-- Start of Data shown --

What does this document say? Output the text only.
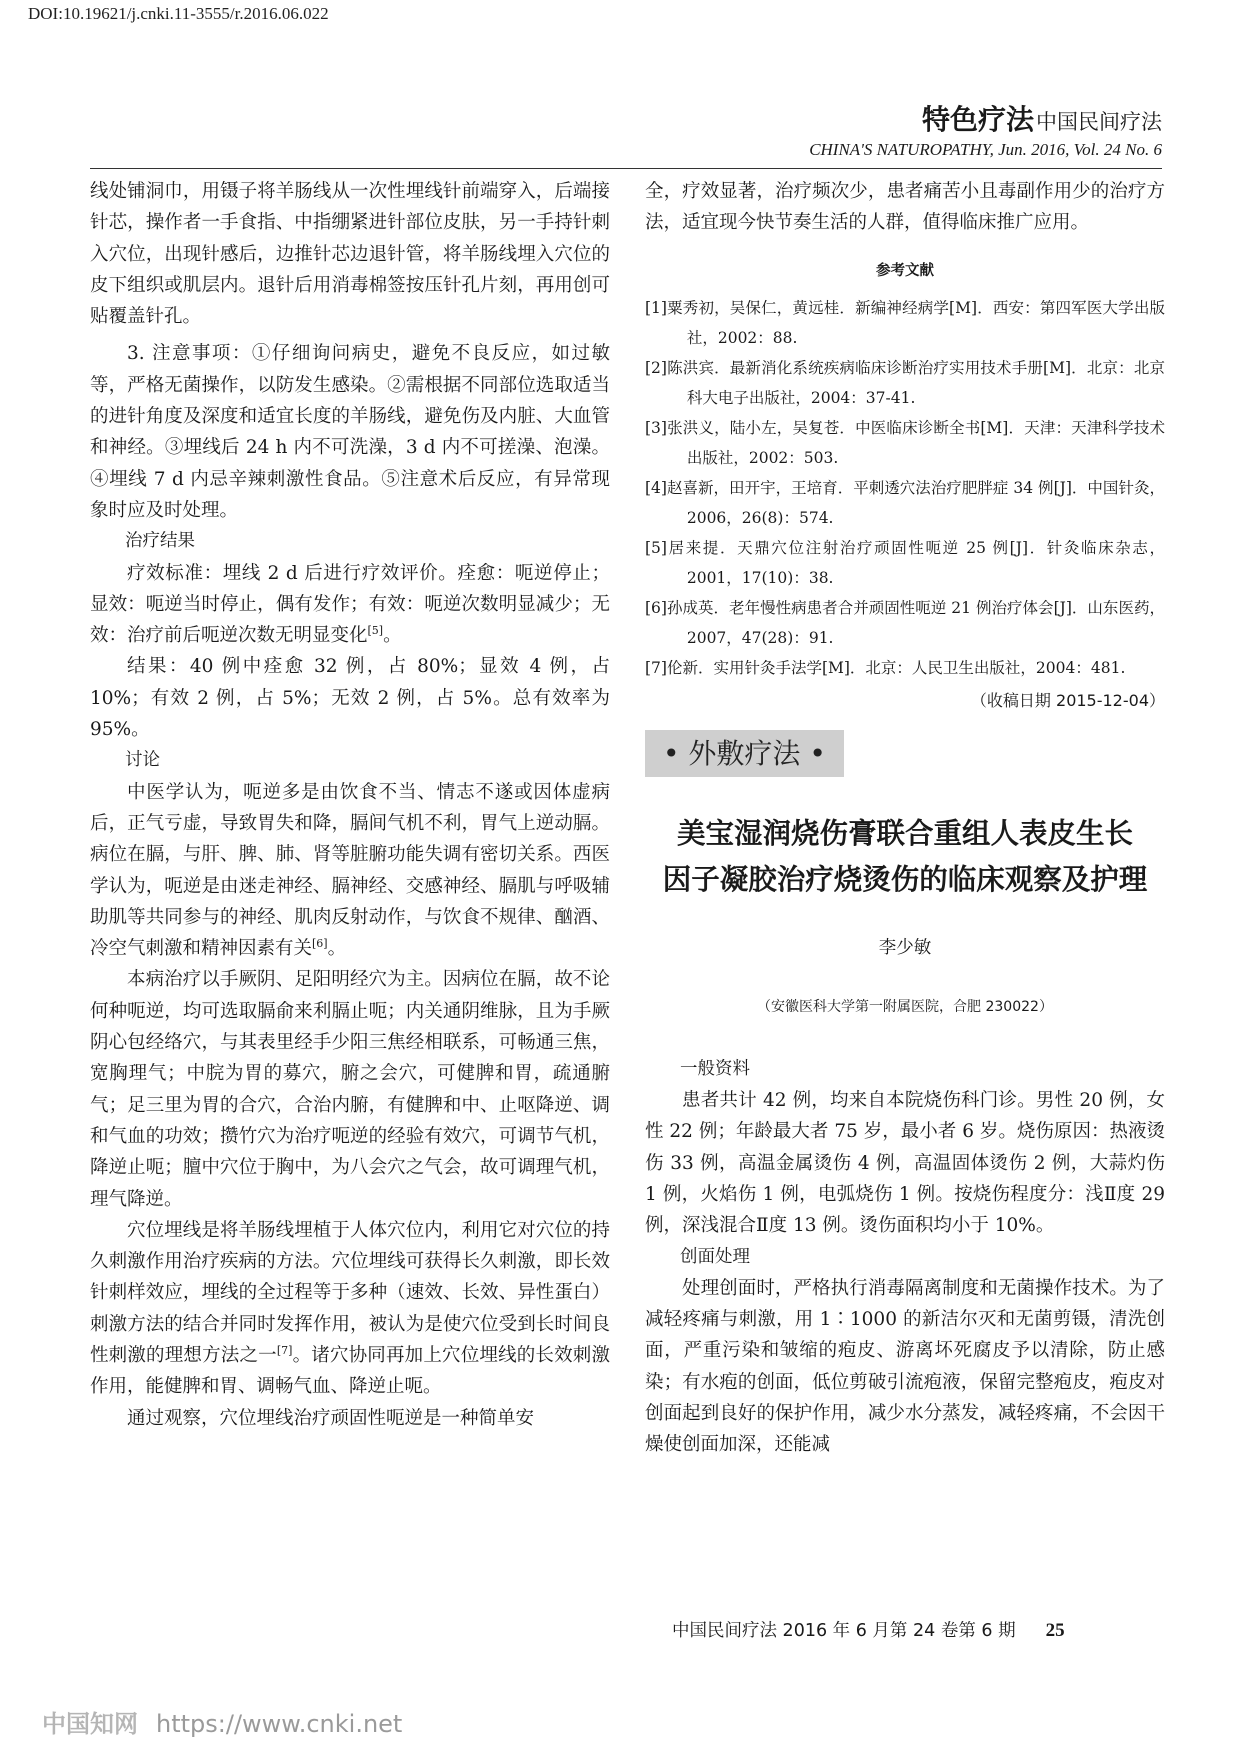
DOI:10.19621/j.cnki.11-3555/r.2016.06.022
特色疗法中国民间疗法
CHINA'S NATUROPATHY, Jun. 2016, Vol. 24 No. 6

线处铺洞巾，用镊子将羊肠线从一次性埋线针前端穿入，后端接针芯，操作者一手食指、中指绷紧进针部位皮肤，另一手持针刺入穴位，出现针感后，边推针芯边退针管，将羊肠线埋入穴位的皮下组织或肌层内。退针后用消毒棉签按压针孔片刻，再用创可贴覆盖针孔。

3. 注意事项：①仔细询问病史，避免不良反应，如过敏等，严格无菌操作，以防发生感染。②需根据不同部位选取适当的进针角度及深度和适宜长度的羊肠线，避免伤及内脏、大血管和神经。③埋线后 24 h 内不可洗澡，3 d 内不可搓澡、泡澡。④埋线 7 d 内忌辛辣刺激性食品。⑤注意术后反应，有异常现象时应及时处理。

治疗结果

疗效标准：埋线 2 d 后进行疗效评价。痊愈：呃逆停止；显效：呃逆当时停止，偶有发作；有效：呃逆次数明显减少；无效：治疗前后呃逆次数无明显变化[5]。

结果：40 例中痊愈 32 例，占 80%；显效 4 例，占 10%；有效 2 例，占 5%；无效 2 例，占 5%。总有效率为 95%。

讨论

中医学认为，呃逆多是由饮食不当、情志不遂或因体虚病后，正气亏虚，导致胃失和降，膈间气机不利，胃气上逆动膈。病位在膈，与肝、脾、肺、肾等脏腑功能失调有密切关系。西医学认为，呃逆是由迷走神经、膈神经、交感神经、膈肌与呼吸辅助肌等共同参与的神经、肌肉反射动作，与饮食不规律、酗酒、冷空气刺激和精神因素有关[6]。

本病治疗以手厥阴、足阳明经穴为主。因病位在膈，故不论何种呃逆，均可选取膈俞来利膈止呃；内关通阴维脉，且为手厥阴心包经络穴，与其表里经手少阳三焦经相联系，可畅通三焦，宽胸理气；中脘为胃的募穴，腑之会穴，可健脾和胃，疏通腑气；足三里为胃的合穴，合治内腑，有健脾和中、止呕降逆、调和气血的功效；攒竹穴为治疗呃逆的经验有效穴，可调节气机，降逆止呃；膻中穴位于胸中，为八会穴之气会，故可调理气机，理气降逆。

穴位埋线是将羊肠线埋植于人体穴位内，利用它对穴位的持久刺激作用治疗疾病的方法。穴位埋线可获得长久刺激，即长效针刺样效应，埋线的全过程等于多种（速效、长效、异性蛋白）刺激方法的结合并同时发挥作用，被认为是使穴位受到长时间良性刺激的理想方法之一[7]。诸穴协同再加上穴位埋线的长效刺激作用，能健脾和胃、调畅气血、降逆止呃。

通过观察，穴位埋线治疗顽固性呃逆是一种简单安

全，疗效显著，治疗频次少，患者痛苦小且毒副作用少的治疗方法，适宜现今快节奏生活的人群，值得临床推广应用。

参考文献
[1]粟秀初，吴保仁，黄远桂．新编神经病学[M]．西安：第四军医大学出版社，2002：88.
[2]陈洪宾．最新消化系统疾病临床诊断治疗实用技术手册[M]．北京：北京科大电子出版社，2004：37-41.
[3]张洪义，陆小左，吴复苍．中医临床诊断全书[M]．天津：天津科学技术出版社，2002：503.
[4]赵喜新，田开宇，王培育．平刺透穴法治疗肥胖症 34 例[J]．中国针灸，2006，26(8)：574.
[5]居来提．天鼎穴位注射治疗顽固性呃逆 25 例[J]．针灸临床杂志，2001，17(10)：38.
[6]孙成英．老年慢性病患者合并顽固性呃逆 21 例治疗体会[J]．山东医药，2007，47(28)：91.
[7]伦新．实用针灸手法学[M]．北京：人民卫生出版社，2004：481.
（收稿日期 2015-12-04）
• 外敷疗法 •
美宝湿润烧伤膏联合重组人表皮生长
因子凝胶治疗烧烫伤的临床观察及护理
李少敏
（安徽医科大学第一附属医院，合肥 230022）

一般资料

患者共计 42 例，均来自本院烧伤科门诊。男性 20 例，女性 22 例；年龄最大者 75 岁，最小者 6 岁。烧伤原因：热液烫伤 33 例，高温金属烫伤 4 例，高温固体烫伤 2 例，大蒜灼伤 1 例，火焰伤 1 例，电弧烧伤 1 例。按烧伤程度分：浅Ⅱ度 29 例，深浅混合Ⅱ度 13 例。烫伤面积均小于 10%。

创面处理

处理创面时，严格执行消毒隔离制度和无菌操作技术。为了减轻疼痛与刺激，用 1∶1000 的新洁尔灭和无菌剪镊，清洗创面，严重污染和皱缩的疱皮、游离坏死腐皮予以清除，防止感染；有水疱的创面，低位剪破引流疱液，保留完整疱皮，疱皮对创面起到良好的保护作用，减少水分蒸发，减轻疼痛，不会因干燥使创面加深，还能减

中国民间疗法 2016 年 6 月第 24 卷第 6 期 25
中国知网 https://www.cnki.net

-- End of Data shown --

Directions: Looking at the listing above, count the lines that contain "cnki" and give nothing but the number.

Result for this task: 2